→ Input rows:
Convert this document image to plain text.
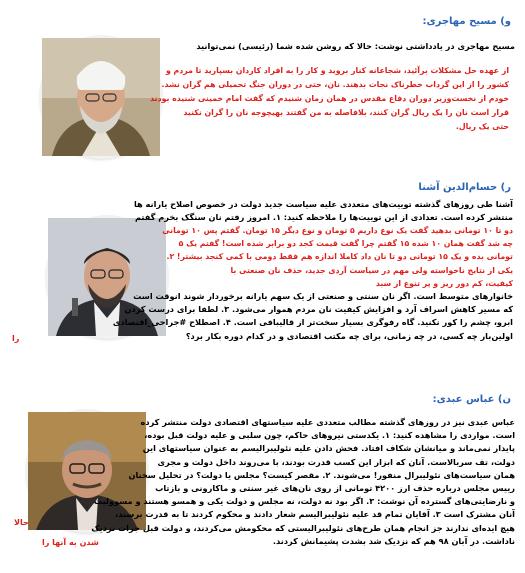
و) مسیح مهاجری:
مسیح مهاجری در یادداشتی نوشت: حالا که روشن شده شما (رئیسی) نمی‌توانید
از عهده حل مشکلات برآئید، شجاعانه کنار بروید و کار را به افراد کاردان بسپارید تا مردم و
کشور را از این گرداب خطرناک نجات بدهند. نان، حتی در دوران جنگ تحمیلی هم گران نشد.
خودم از نخست‌وزیر دوران دفاع مقدس در همان زمان شنیدم که گفت امام خمینی شنیده بودند
قرار است نان را یک ریال گران کنند، بلافاصله به من گفتند بهیچوجه نان را گران نکنید
حتی یک ریال.
ر) حسام‌الدین آشنا
آشنا طی روزهای گذشته توییت‌های متعددی علیه سیاست جدید دولت در خصوص اصلاح یارانه ها
منتشر کرده است. تعدادی از این توییت‌ها را ملاحظه کنید: ۱. امروز رفتم نان سنگک بخرم گفتم
دو تا ۱۰ تومانی بدهید گفت یک نوع داریم ۵ تومان و نوع دیگر ۱۵ تومان. گفتم پس ۱۰ تومانی
چه شد گفت همان ۱۰ شده ۱۵ گفتم چرا گفت قیمت کجد دو برابر شده است! گفتم یک ۵
تومانی بده و یک ۱۵ تومانی دو تا نان داد کاملا اندازه هم فقط دومی با کمی کنجد بیشتر! ۲.
یکی از نتایج ناخواسته ولی مهم در سیاست آردی جدید، حذف نان صنعتی با
کیفیت، کم دور ریز و پر تنوع از سبد
خانوارهای متوسط است. اگر نان سنتی و صنعتی از یک سهم یارانه برخوردار شوند انوقت است
که مسیر کاهش اسراف آرد و افزایش کیفیت نان مردم هموار می‌شود. ۳. لطفا برای درست کردن
ابرو، چشم را کور نکنید. گاه رفوگری بسیار سخت‌تر از قالیبافی است. ۴. اصطلاح #جراحی_اقتصادی
اولین‌بار چه کسی، در چه زمانی، برای چه مکتب اقتصادی و در کدام دوره بکار برد؟
را
ن) عباس عبدی:
عباس عبدی نیز در روزهای گذشته مطالب متعددی علیه سیاستهای اقتصادی دولت منتشر کرده
است. مواردی را مشاهده کنید: ۱. یکدستی نیروهای حاکم، چون سلبی و علیه دولت قبل بوده،
پایدار نمی‌ماند و میانشان شکاف افتاد. فحش دادن علیه نئولیبرالیسم به عنوان سیاستهای این
دولت، تف سربالاست. آنان که ابزار این کسب قدرت بودند، با می‌روند داخل دولت و مجری
همان سیاست‌های نئولیبرال منفور! می‌شوند. ۲. مقصر کیست؟ مجلس یا دولت؟ در تحلیل سخنان
رییس مجلس درباره حذف ارز ۴۲۰۰ تومانی از روی نان‌های غیر سنتی و ماکارونی و بازتاب
و نارضایتی‌های گسترده آن نوشت: ۳. اگر بود نه دولت، نه مجلس و دولت یکی و همسو هستند و مسوولیت
آنان مشترک است ۳. آقایان تمام قد علیه نئولیبرالیسم شعار دادند و محکوم کردند تا به قدرت برسند،
هیچ ایده‌ای ندارند جز انجام همان طرح‌های نئولیبرالیستی که محکومش می‌کردند، و دولت قبل جرات نزدیک
ناداشت. در آبان ۹۸ هم که نزدیک شد بشدت پشیمانش کردند.
حالا
شدن به آنها را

→ Your goal:
Pictures in the records must not appear in the copy; transcribe everything else precisely.

→ Answer:
Convert this document image to plain text.
و) مسیح مهاجری:
مسیح مهاجری در یادداشتی نوشت: حالا که روشن شده شما (رئیسی) نمی‌توانید
از عهده حل مشکلات برآئید، شجاعانه کنار بروید و کار را به افراد کاردان بسپارید تا مردم و
کشور را از این گرداب خطرناک نجات بدهند. نان، حتی در دوران جنگ تحمیلی هم گران نشد.
خودم از نخست‌وزیر دوران دفاع مقدس در همان زمان شنیدم که گفت امام خمینی شنیده بودند
قرار است نان را یک ریال گران کنند، بلافاصله به من گفتند بهیچوجه نان را گران نکنید
حتی یک ریال.
ر) حسام‌الدین آشنا
آشنا طی روزهای گذشته توییت‌های متعددی علیه سیاست جدید دولت در خصوص اصلاح یارانه ها
منتشر کرده است. تعدادی از این توییت‌ها را ملاحظه کنید: ۱. امروز رفتم نان سنگک بخرم گفتم
دو تا ۱۰ تومانی بدهید گفت یک نوع داریم ۵ تومان و نوع دیگر ۱۵ تومان. گفتم پس ۱۰ تومانی
چه شد گفت همان ۱۰ شده ۱۵ گفتم چرا گفت قیمت کجد دو برابر شده است! گفتم یک ۵
تومانی بده و یک ۱۵ تومانی دو تا نان داد کاملا اندازه هم فقط دومی با کمی کنجد بیشتر! ۲.
یکی از نتایج ناخواسته ولی مهم در سیاست آردی جدید، حذف نان صنعتی با
کیفیت، کم دور ریز و پر تنوع از سبد
خانوارهای متوسط است. اگر نان سنتی و صنعتی از یک سهم یارانه برخوردار شوند انوقت است
که مسیر کاهش اسراف آرد و افزایش کیفیت نان مردم هموار می‌شود. ۳. لطفا برای درست کردن
ابرو، چشم را کور نکنید. گاه رفوگری بسیار سخت‌تر از قالیبافی است. ۴. اصطلاح #جراحی_اقتصادی
اولین‌بار چه کسی، در چه زمانی، برای چه مکتب اقتصادی و در کدام دوره بکار برد؟
را
ن) عباس عبدی:
عباس عبدی نیز در روزهای گذشته مطالب متعددی علیه سیاستهای اقتصادی دولت منتشر کرده
است. مواردی را مشاهده کنید: ۱. یکدستی نیروهای حاکم، چون سلبی و علیه دولت قبل بوده،
پایدار نمی‌ماند و میانشان شکاف افتاد. فحش دادن علیه نئولیبرالیسم به عنوان سیاستهای این
دولت، تف سربالاست. آنان که ابزار این کسب قدرت بودند، با می‌روند داخل دولت و مجری
همان سیاست‌های نئولیبرال منفور! می‌شوند. ۲. مقصر کیست؟ مجلس یا دولت؟ در تحلیل سخنان
رییس مجلس درباره حذف ارز ۴۲۰۰ تومانی از روی نان‌های غیر سنتی و ماکارونی و بازتاب
و نارضایتی‌های گسترده آن نوشت: ۳. اگر بود نه دولت، نه مجلس و دولت یکی و همسو هستند و مسوولیت
آنان مشترک است ۳. آقایان تمام قد علیه نئولیبرالیسم شعار دادند و محکوم کردند تا به قدرت برسند،
هیچ ایده‌ای ندارند جز انجام همان طرح‌های نئولیبرالیستی که محکومش می‌کردند، و دولت قبل جرات نزدیک
ناداشت. در آبان ۹۸ هم که نزدیک شد بشدت پشیمانش کردند.
حالا
شدن به آنها را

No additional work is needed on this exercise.